TO DO:
1) On the Quantum Technology Centre page, who first identified superfluidity, and in what year?
2) Render this sentence from the Quantum Technology Centre page in Spanish: "Superfluidity of light is a new effect which is the focus of experimental and theoretical studies at the University of Southampton."
3) Reproduce the stretch of the Quantum Technology Centre page from "Superfluidity is an" through "of the crystal.".

READING TEXT:
>> begin

Quantum Technology Centre, University of Southampton

Quantum Technology Centre

Condensed Matter Devices: Exciton-Polariton Condensates, Superfluidity, Magnetism and Quantum transport


We are investigating novel quantum effects in manifold condensed matter systems and devices. Research ranges from investigation of fundamental effects to device applications. Decoherence effects are very prominent in condensed matter systems and quite sophisticated devices and advanced materials have to be used to demonstrate quantum effects on extended time, length and mass scales. Here, mainly extending coherence time and length scales are in the focus of research.  


Exciton-Polariton Condensate

Semiconductor micro-cavities represent a device to enable the condensation of Bosons in the solid state. Such Bosons are quasi-particles formed by bound states of electron-hole pair excitations (excitons) coupdled to light (polaritons). Aside form Bose Enstein condensates of alkali atoms, exciton-polariton condensates are considered as a model system to study quantum effects. Both ultra-fast spectroscpic experiments and theory are underway at the centre. 



Superfluidity is an unusual state of a liquid in which it can propagate through tiny capillaries without any resistance: the viscosity vanishes.  This phenomenon was first identified at very low temperatures by a Russian scientist Piotr Kapitsa in 1937.  Very recently,  researchers from Paris and Madrid have made claims for superfluidity in liquid light, this being where light propagated within a crystal shows a strong interaction with the electronic excitations of the crystal. 

Superfluidity of light is a new effect which is the focus of experimental and theoretical studies at the University of Southampton.  Alexey Kavokin and co-authors have proposed a concept of "spin superfluidity": the state of liquid light carrying spin without any losses. Potential applications are optical integrated circuits, polariton neurons, optical spin switches etc.


Artificial Atoms

The first cavity quantum electrodynamics experiments used neutral atoms in superconducting optical cavities, but many alternatives have since appeared, one of the most successful of which has been the study of solid-state implementations. These use semiconductor-based artificial atoms, constructed from the confined electron states in artificial nanostructures. Not only do these artificial atoms allow us easily to modify the wavefunctions by engineering the confining structure, but they are also compatible with optoelectronics fabrication technologies, so we can envisage ground-breaking new integrated optoelectronic devices that are capable of both performing quantum information processing and emitting non-classical states of light. Furthermore, the extra design flexibility allows extremely large artificial atom light-matter coupling strengths to be achieved, much larger than in atomic experiments. This opens the way to the obsevation of nonperturbative phenomena of great fundamental and applied interest. 


Magnetic Metamaterials

Magnetism and superconductivity are collective effects in condensed matter systems which were one of the first to enable the study of quantum menchanical effects. Also today superconducting flux qubits are amongst the hottest candidates for the realisation of a quantum computer. Our research inthis field is concentrated on ultra-fast spectroscopy of spintronic devices as well as metamaterial effects fo the guiding of electro-magnetic waves in arrays of periodically arranged magnetic structures. Interestingly enough, complex condensed matter systems can be simulated by ultra-cold atomic experiments. Intense reseach is going on.

>> end

SOURCE MATERIAL:
>> begin

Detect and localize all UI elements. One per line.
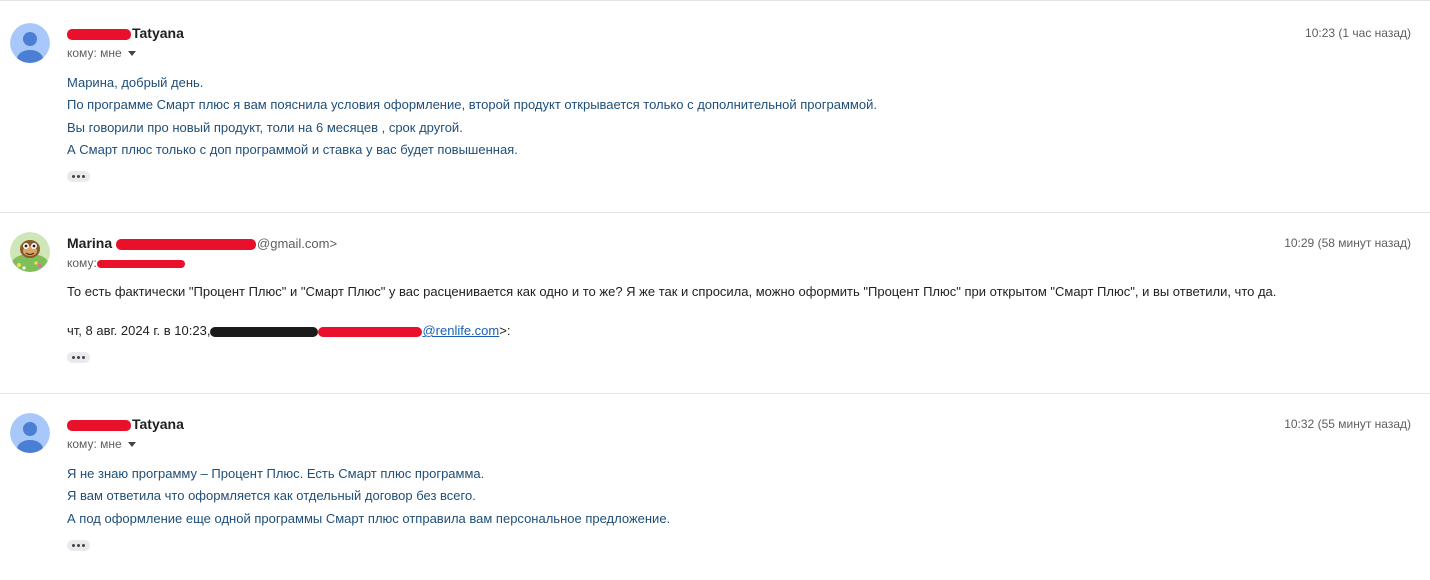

>> end

SOLUTIONS TO EACH TASK:
1) Piotr Kapitsa, in 1937.

2) La superfluidez de la luz es un efecto nuevo que constituye el foco de estudios experimentales y teóricos en la Universidad de Southampton.

3)
Superfluidity is an unusual state of a liquid in which it can propagate through tiny capillaries without any resistance: the viscosity vanishes.  This phenomenon was first identified at very low temperatures by a Russian scientist Piotr Kapitsa in 1937.  Very recently,  researchers from Paris and Madrid have made claims for superfluidity in liquid light, this being where light propagated within a crystal shows a strong interaction with the electronic excitations of the crystal.